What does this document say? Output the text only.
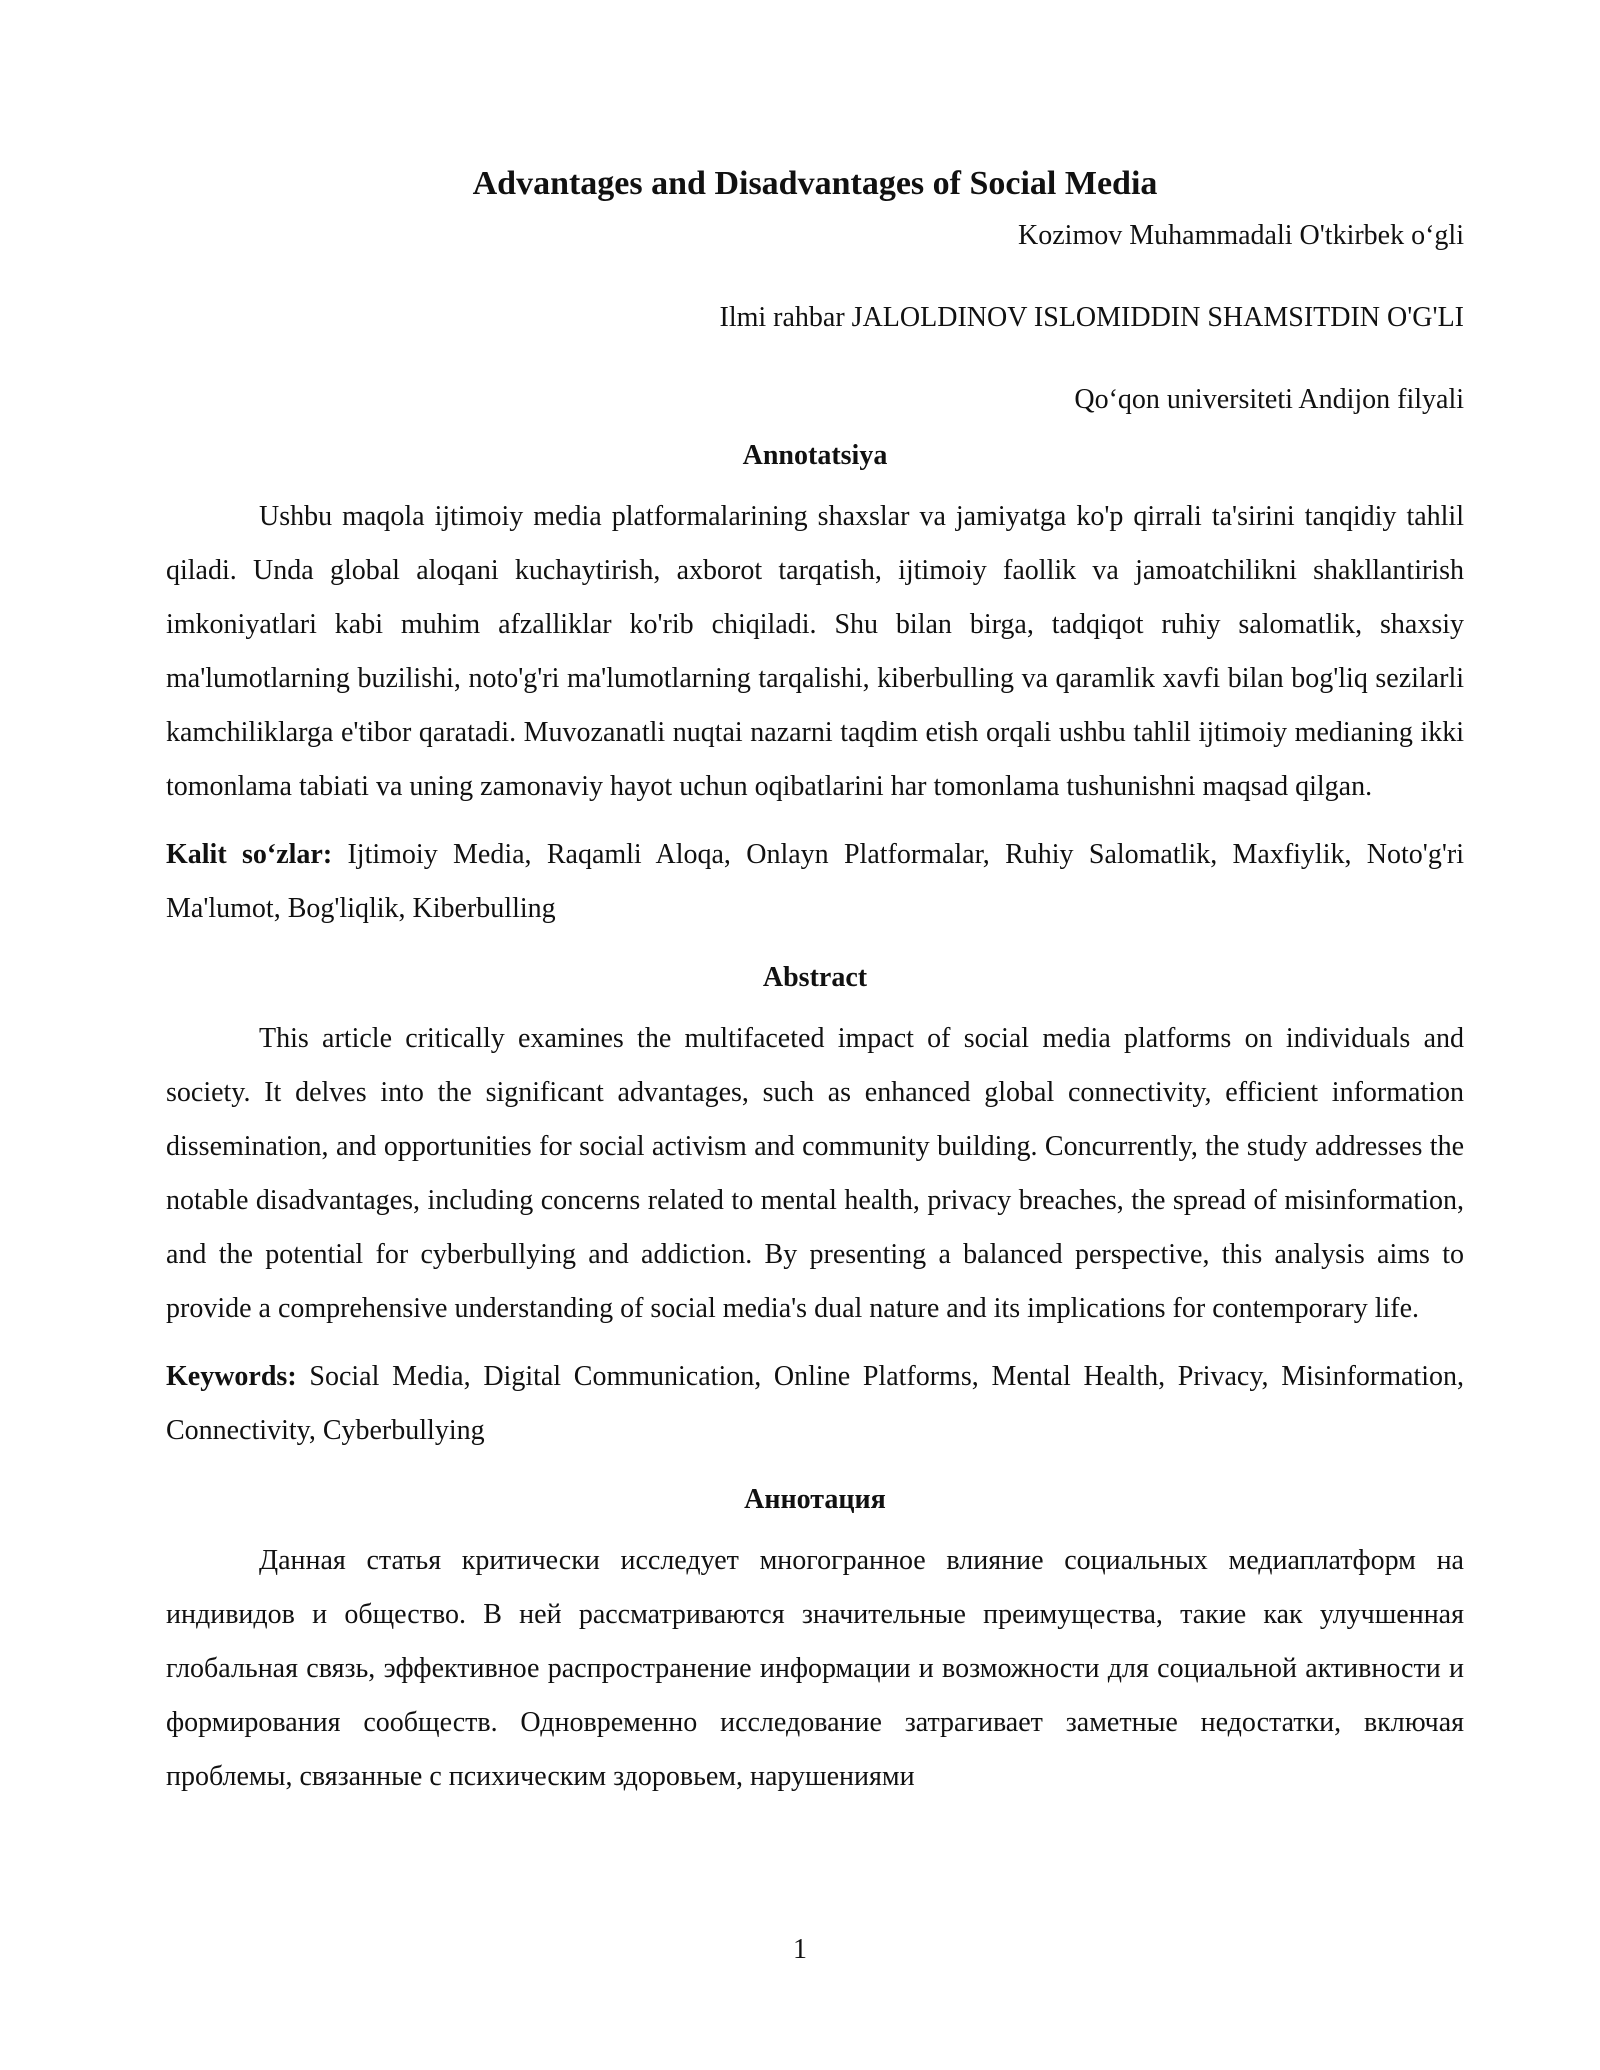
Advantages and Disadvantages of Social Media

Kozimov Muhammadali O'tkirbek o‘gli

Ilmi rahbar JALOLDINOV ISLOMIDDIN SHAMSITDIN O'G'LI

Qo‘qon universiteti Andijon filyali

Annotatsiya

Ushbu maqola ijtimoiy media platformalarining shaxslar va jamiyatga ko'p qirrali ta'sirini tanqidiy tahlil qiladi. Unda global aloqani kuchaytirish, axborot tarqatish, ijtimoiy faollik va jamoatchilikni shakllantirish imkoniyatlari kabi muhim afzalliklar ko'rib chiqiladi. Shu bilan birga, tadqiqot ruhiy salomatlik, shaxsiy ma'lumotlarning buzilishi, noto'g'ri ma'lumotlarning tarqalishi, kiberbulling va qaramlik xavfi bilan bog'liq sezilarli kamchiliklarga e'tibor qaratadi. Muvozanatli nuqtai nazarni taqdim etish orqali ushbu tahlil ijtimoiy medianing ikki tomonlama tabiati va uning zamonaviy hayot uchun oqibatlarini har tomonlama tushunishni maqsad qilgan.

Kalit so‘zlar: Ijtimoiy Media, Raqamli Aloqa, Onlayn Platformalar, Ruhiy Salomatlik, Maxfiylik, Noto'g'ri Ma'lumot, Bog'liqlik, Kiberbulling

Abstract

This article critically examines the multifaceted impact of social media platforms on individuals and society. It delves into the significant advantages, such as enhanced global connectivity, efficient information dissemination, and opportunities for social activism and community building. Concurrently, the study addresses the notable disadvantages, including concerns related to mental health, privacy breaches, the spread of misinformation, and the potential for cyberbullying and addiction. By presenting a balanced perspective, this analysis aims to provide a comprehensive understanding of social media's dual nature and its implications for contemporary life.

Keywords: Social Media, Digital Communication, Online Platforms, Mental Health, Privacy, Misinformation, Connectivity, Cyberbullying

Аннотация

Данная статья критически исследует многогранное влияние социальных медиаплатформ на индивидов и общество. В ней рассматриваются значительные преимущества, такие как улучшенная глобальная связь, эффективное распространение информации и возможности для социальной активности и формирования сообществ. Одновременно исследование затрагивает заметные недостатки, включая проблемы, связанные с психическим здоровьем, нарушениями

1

:::::

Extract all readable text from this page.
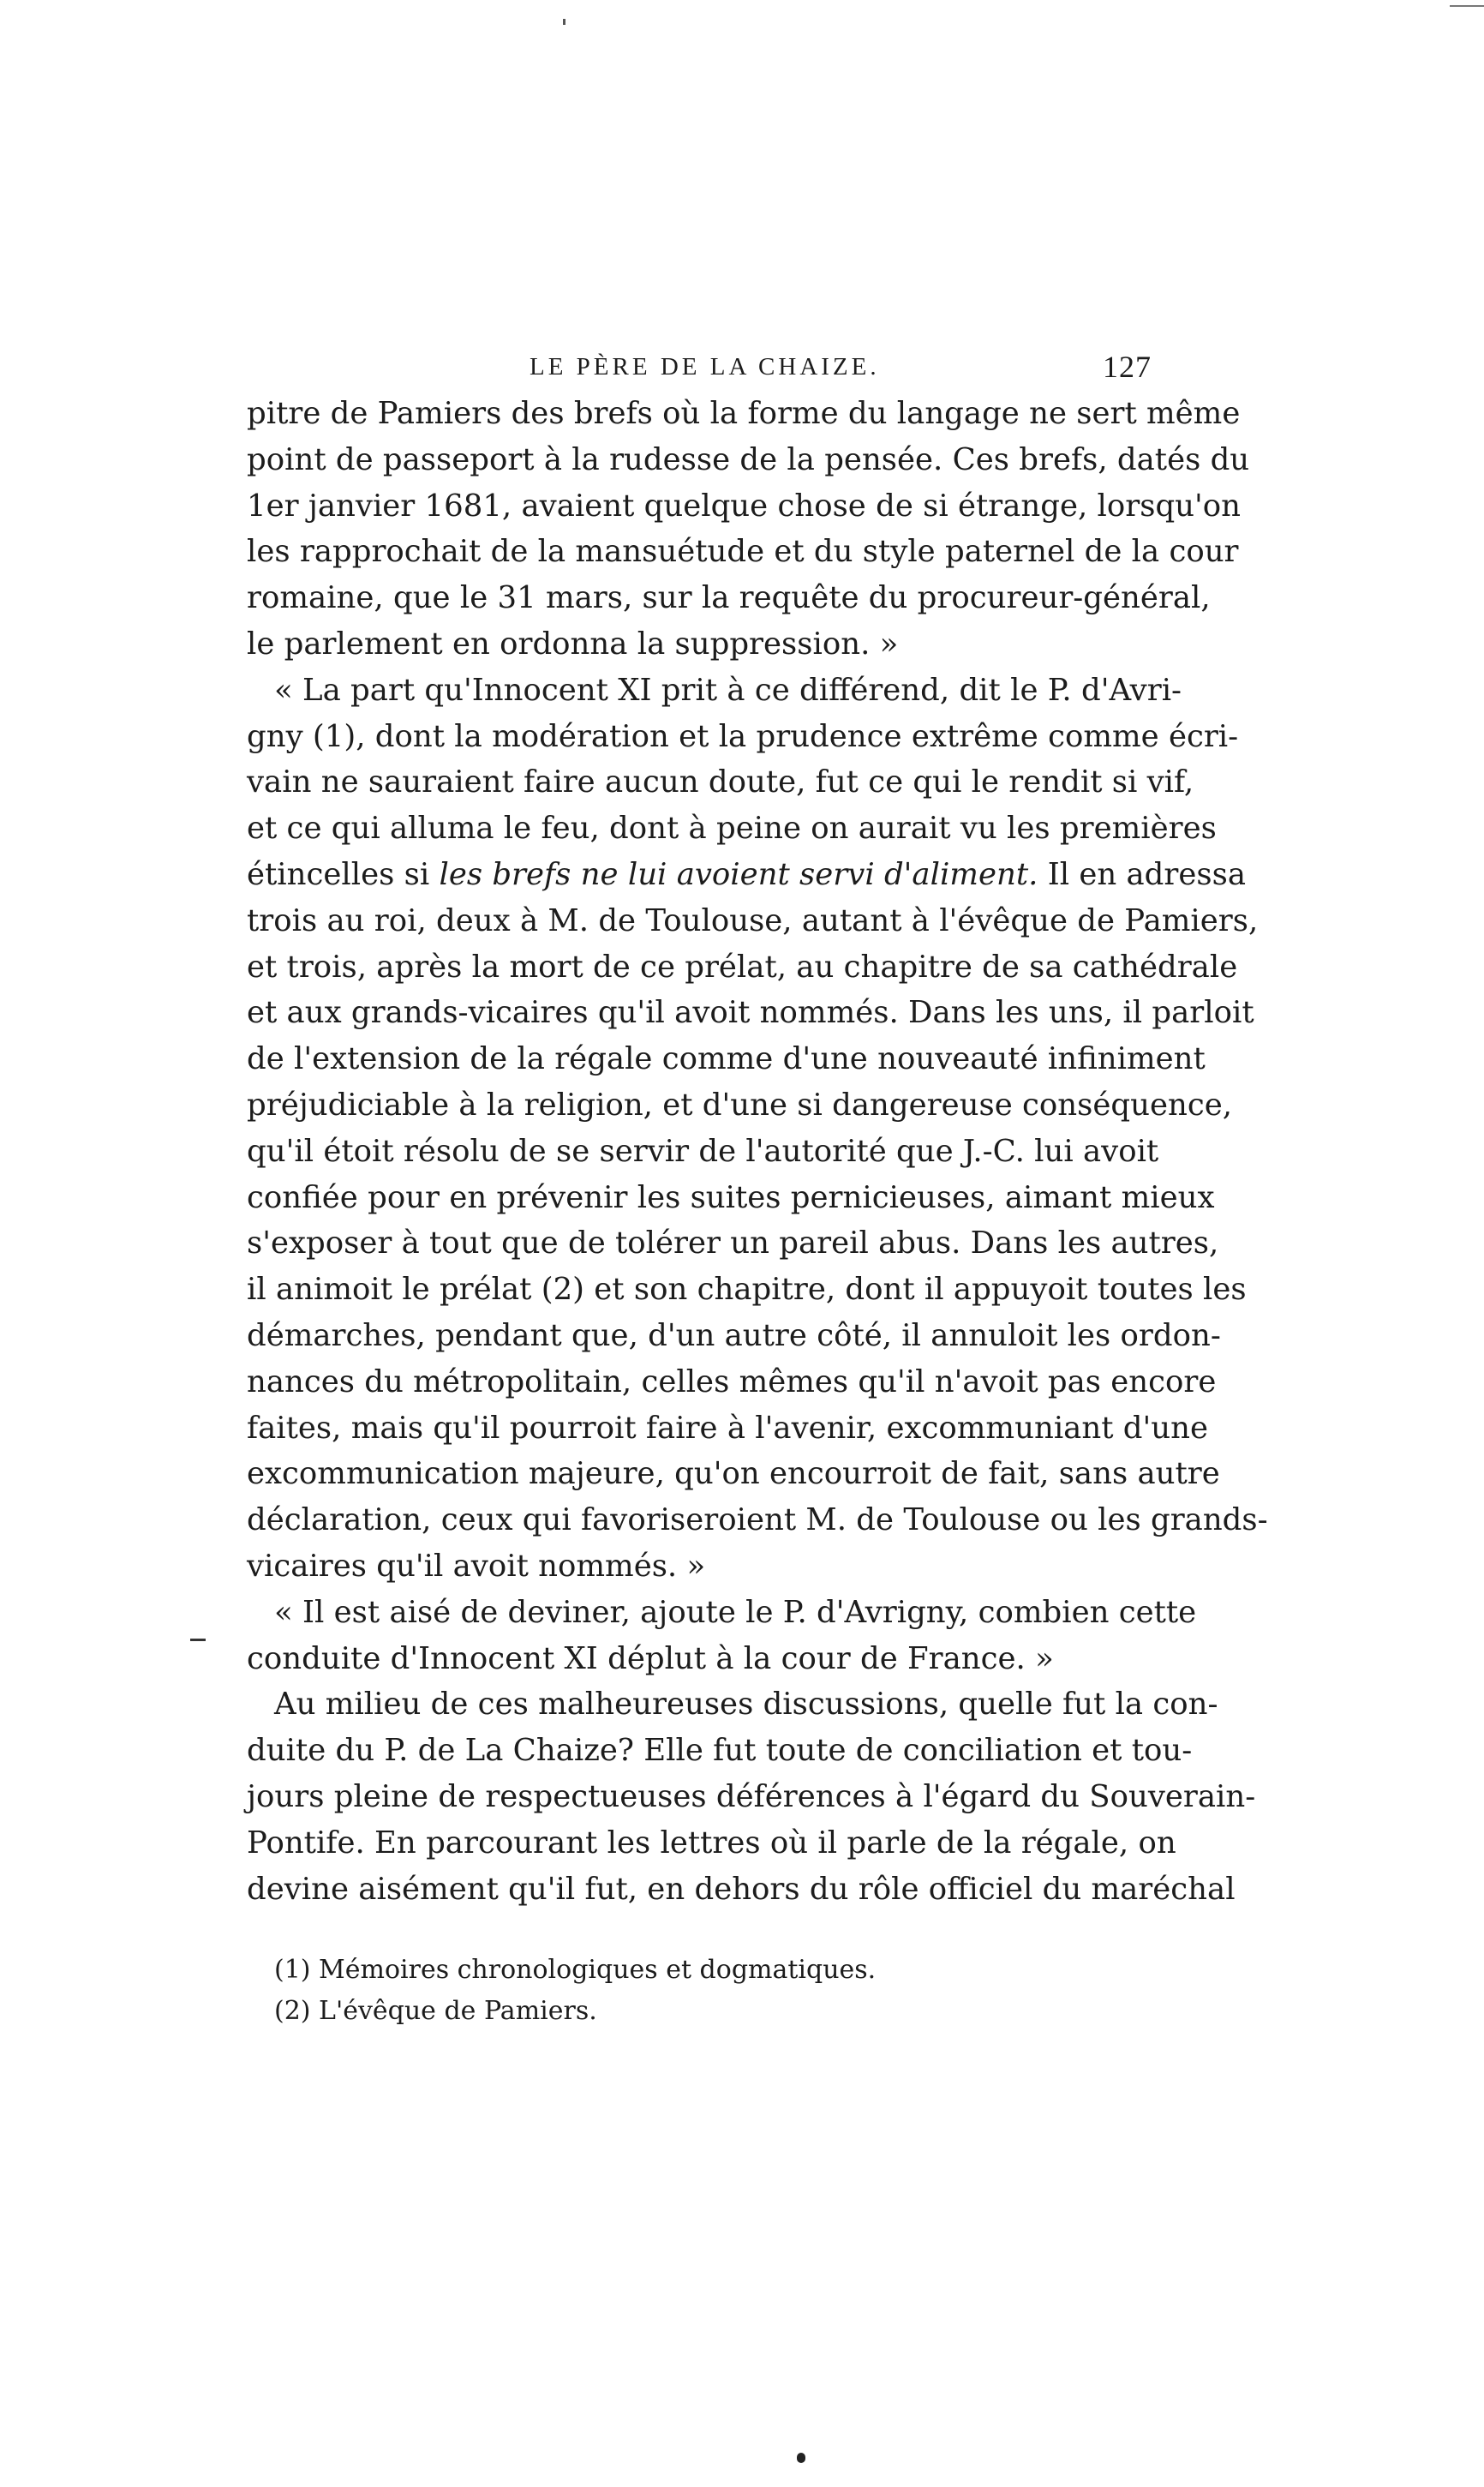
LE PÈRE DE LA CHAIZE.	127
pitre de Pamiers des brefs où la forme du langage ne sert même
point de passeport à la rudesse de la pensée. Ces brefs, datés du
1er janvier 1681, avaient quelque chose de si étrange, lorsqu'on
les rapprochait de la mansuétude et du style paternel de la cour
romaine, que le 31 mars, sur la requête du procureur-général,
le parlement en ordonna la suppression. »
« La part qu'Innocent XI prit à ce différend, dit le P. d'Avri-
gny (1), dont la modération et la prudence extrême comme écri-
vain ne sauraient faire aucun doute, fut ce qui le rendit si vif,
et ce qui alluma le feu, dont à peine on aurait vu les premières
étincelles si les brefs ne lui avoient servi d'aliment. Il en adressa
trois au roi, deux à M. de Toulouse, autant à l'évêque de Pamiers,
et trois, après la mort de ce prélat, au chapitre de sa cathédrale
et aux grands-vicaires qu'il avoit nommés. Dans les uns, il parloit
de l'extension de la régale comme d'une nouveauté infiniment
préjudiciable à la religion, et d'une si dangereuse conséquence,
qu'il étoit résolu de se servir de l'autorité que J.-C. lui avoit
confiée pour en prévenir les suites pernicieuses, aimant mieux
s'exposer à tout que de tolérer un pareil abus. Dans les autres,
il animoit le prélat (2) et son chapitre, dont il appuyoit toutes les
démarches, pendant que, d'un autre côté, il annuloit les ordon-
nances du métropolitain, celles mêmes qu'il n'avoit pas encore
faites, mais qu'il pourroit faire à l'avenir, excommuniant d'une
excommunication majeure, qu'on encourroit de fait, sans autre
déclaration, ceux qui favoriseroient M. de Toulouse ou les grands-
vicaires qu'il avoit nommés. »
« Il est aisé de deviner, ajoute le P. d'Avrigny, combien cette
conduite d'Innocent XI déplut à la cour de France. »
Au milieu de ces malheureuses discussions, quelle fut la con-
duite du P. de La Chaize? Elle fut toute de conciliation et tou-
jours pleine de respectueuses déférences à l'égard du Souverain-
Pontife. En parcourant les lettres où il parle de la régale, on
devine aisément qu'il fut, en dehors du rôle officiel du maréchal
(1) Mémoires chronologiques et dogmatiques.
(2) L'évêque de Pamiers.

:::::

• _Problem to work on_: Find each line holding the word "Innocent" and copy it.

• _Response to the exercise_:
« La part qu'Innocent XI prit à ce différend, dit le P. d'Avri-
conduite d'Innocent XI déplut à la cour de France. »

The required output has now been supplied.